List, from the lines below, each one with "this" in it.

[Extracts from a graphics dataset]

━━━━━━━━━━━━━━━━━━━━

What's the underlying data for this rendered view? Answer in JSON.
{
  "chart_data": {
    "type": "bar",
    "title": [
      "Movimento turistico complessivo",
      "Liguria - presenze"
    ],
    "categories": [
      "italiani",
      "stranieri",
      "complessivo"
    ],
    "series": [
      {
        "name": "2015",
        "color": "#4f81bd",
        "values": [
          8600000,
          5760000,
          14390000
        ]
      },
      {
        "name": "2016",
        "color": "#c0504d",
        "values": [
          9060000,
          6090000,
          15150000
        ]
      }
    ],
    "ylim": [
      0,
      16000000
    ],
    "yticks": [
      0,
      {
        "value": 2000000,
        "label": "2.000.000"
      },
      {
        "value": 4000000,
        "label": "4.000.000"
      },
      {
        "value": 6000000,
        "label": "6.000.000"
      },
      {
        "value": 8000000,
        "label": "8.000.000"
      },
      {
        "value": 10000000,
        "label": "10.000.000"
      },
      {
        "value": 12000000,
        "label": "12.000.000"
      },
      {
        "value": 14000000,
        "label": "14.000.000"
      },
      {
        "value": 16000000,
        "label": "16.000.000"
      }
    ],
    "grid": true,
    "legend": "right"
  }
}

━━━━━━━━━━━━━━━━━━━━

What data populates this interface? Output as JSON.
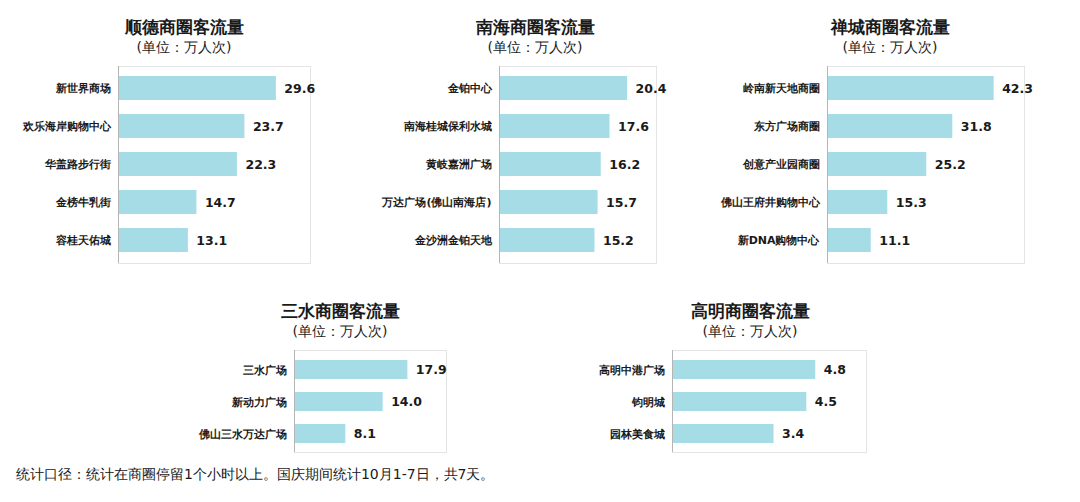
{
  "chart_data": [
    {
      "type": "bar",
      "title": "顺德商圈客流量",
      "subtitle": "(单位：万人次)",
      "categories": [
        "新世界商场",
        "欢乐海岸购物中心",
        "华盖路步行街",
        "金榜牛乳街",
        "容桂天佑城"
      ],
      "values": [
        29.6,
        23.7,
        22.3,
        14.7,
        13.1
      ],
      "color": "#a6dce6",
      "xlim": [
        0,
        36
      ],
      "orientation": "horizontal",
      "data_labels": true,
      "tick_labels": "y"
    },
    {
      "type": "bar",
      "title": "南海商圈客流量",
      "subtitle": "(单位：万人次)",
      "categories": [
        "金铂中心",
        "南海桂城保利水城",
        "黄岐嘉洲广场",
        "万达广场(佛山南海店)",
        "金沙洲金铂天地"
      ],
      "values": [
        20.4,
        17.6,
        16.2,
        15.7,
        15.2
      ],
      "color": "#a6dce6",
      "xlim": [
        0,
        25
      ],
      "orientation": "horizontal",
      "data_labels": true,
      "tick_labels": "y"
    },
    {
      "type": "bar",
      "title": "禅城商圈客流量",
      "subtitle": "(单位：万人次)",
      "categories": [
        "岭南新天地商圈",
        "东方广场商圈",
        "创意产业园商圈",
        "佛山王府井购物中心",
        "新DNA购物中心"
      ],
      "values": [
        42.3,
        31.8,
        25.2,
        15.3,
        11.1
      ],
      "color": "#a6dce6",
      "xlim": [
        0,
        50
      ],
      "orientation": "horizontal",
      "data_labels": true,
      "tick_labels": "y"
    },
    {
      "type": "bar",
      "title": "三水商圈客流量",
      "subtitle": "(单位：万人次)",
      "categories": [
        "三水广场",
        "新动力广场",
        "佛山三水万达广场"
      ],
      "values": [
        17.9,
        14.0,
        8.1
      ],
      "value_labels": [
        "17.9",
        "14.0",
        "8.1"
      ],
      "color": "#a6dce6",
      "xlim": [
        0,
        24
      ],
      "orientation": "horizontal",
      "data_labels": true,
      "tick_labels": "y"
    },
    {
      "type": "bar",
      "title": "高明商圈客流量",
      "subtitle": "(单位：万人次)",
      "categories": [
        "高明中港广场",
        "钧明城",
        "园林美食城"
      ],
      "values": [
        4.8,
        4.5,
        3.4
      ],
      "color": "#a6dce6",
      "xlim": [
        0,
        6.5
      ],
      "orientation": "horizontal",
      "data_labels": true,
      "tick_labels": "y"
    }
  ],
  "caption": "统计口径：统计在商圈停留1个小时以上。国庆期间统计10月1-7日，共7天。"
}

━━━━━━━━━━━━━━━━━━━━

• ANSWER FOR THE TASK
What's the underlying data for this rendered view? Answer in JSON.
What data populates this interface? Output as JSON.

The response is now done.